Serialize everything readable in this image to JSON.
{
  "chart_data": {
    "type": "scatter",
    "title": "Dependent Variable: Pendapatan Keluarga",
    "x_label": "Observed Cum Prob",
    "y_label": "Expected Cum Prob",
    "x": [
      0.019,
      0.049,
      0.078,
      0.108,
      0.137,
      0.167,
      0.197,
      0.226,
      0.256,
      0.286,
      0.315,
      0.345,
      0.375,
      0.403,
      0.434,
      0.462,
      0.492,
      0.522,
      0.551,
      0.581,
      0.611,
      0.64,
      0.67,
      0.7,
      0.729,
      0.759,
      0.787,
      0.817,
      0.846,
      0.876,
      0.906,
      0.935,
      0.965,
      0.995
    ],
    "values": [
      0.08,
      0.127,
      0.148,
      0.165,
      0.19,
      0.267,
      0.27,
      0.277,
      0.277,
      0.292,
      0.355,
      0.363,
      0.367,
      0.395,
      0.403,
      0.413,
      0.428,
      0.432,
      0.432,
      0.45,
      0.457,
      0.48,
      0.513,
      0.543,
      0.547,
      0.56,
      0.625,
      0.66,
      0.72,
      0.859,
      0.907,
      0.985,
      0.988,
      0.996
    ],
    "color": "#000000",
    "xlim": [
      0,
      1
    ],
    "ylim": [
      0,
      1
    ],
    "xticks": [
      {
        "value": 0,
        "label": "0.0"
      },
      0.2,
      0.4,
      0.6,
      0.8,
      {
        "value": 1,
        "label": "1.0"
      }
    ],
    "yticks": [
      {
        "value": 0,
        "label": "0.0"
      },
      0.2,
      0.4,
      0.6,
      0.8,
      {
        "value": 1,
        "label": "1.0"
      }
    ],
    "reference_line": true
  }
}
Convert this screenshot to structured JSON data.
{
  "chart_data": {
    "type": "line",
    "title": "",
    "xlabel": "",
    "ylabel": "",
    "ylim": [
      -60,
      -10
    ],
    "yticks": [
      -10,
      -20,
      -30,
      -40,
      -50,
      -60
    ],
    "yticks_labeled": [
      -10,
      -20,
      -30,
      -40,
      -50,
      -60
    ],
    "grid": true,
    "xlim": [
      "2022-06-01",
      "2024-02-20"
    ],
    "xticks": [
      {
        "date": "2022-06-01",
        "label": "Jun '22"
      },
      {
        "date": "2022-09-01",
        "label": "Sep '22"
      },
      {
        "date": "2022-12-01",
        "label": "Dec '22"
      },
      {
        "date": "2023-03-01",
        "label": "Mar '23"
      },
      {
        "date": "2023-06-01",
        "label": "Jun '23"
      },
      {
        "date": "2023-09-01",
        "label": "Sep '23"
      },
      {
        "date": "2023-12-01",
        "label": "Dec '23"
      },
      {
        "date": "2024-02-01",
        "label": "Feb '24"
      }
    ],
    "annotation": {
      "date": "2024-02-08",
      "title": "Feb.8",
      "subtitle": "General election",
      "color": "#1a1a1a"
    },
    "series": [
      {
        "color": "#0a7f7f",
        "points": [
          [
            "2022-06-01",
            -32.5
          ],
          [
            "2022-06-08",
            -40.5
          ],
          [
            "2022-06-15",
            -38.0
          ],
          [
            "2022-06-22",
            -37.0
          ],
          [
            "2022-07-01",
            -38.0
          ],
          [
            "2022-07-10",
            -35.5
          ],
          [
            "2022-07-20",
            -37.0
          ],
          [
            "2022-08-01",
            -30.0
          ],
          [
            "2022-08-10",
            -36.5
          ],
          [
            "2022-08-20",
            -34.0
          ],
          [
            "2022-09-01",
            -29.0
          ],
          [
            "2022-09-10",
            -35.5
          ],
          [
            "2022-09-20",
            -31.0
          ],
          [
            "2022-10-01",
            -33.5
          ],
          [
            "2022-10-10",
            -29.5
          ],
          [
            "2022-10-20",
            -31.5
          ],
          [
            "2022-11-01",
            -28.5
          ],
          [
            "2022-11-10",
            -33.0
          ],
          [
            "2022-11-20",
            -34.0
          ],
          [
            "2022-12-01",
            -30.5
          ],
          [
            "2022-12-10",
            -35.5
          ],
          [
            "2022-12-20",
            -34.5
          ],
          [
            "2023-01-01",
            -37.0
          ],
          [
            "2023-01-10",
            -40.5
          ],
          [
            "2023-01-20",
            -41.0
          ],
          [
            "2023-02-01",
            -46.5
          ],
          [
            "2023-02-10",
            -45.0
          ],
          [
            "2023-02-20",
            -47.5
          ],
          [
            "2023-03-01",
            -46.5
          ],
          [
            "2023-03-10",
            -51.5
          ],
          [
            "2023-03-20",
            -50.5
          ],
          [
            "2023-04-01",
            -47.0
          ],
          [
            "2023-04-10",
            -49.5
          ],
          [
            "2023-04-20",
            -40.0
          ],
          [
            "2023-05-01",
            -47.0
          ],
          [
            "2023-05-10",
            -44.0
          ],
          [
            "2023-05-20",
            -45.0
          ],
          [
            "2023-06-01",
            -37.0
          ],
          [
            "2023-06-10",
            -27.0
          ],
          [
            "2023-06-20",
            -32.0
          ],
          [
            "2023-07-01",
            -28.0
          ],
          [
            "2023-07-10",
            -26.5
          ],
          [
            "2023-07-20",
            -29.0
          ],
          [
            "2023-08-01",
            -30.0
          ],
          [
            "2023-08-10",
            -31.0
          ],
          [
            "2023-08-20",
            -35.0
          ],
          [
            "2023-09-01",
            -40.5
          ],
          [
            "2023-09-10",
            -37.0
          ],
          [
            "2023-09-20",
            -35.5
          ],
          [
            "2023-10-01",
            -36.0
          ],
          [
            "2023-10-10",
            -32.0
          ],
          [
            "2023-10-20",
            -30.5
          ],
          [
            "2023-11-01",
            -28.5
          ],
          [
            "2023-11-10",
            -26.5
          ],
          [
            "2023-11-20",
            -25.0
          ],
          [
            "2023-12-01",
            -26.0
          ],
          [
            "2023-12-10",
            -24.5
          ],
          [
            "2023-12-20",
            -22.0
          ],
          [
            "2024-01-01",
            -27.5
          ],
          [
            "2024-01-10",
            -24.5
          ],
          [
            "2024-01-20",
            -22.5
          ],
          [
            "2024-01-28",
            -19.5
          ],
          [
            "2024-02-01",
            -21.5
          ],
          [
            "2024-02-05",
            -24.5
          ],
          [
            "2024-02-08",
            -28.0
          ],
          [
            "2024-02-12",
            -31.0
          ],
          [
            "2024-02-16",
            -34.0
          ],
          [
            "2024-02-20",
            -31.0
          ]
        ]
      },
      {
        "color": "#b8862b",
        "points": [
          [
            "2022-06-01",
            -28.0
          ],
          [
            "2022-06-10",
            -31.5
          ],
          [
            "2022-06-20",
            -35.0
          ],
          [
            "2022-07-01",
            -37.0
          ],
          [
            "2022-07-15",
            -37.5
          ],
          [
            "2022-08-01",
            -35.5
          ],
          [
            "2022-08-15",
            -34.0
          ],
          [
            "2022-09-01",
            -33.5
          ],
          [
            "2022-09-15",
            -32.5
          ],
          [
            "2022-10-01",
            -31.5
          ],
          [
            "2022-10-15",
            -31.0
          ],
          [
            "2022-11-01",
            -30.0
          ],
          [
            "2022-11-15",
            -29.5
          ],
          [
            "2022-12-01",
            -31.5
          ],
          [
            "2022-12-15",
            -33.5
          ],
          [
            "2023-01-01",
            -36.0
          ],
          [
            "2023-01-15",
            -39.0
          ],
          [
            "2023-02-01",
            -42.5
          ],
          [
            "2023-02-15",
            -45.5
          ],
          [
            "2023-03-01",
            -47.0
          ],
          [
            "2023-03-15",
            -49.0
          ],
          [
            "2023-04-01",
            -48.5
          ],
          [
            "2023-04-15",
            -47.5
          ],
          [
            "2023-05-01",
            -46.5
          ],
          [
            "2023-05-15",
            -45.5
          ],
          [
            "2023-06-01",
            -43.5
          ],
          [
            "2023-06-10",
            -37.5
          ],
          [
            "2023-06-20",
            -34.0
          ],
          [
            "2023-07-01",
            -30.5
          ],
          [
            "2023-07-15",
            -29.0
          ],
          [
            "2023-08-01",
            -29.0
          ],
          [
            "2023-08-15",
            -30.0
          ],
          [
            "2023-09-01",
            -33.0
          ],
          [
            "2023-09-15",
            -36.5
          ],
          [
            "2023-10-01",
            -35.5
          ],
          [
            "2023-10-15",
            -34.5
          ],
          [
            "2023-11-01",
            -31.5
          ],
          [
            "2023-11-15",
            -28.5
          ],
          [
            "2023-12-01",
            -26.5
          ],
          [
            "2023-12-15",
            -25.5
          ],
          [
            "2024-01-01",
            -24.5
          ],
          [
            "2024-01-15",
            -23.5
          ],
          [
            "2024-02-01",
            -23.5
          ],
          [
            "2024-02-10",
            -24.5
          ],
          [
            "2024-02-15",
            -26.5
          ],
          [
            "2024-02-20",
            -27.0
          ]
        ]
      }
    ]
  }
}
########################################
Task description -
Scan the material above for the string "color" and report each line where you find it.

Finished exercise -
    "color": "#000000",
      "color": "#1a1a1a"
        "color": "#0a7f7f",
        "color": "#b8862b",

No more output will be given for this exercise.